Stored items:
━━━━━━━━━━━━━━━━━━━━━━━━━━━━━━
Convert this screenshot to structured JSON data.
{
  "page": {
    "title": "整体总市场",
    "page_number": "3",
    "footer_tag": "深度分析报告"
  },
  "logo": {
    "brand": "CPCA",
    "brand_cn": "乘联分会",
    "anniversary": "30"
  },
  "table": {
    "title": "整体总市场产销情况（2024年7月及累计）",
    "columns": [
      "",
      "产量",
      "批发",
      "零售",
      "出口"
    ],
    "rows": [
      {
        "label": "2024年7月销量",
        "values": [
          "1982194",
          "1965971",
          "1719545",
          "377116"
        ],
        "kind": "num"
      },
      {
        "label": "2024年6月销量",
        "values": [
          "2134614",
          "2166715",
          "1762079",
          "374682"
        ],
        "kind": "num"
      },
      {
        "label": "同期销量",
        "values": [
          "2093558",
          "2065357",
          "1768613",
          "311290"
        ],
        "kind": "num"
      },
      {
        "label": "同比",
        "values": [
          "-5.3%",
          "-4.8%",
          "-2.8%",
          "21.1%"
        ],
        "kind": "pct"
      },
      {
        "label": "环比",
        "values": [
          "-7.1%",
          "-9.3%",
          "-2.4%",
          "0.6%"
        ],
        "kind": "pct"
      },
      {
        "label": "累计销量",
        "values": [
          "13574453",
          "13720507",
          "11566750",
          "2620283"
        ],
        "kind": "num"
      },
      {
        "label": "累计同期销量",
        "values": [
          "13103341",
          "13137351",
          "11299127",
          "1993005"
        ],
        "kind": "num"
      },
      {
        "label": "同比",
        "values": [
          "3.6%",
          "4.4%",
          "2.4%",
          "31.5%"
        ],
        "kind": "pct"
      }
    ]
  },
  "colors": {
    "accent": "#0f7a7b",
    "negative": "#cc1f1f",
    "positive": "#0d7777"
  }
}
━━━━━━━━━━━━━━━━━━━━━━━━━━━━━━
Task goal: Out of the material above, select every line that holds the string "label".

Correct output:
        "label": "2024年7月销量",
        "label": "2024年6月销量",
        "label": "同期销量",
        "label": "同比",
        "label": "环比",
        "label": "累计销量",
        "label": "累计同期销量",
        "label": "同比",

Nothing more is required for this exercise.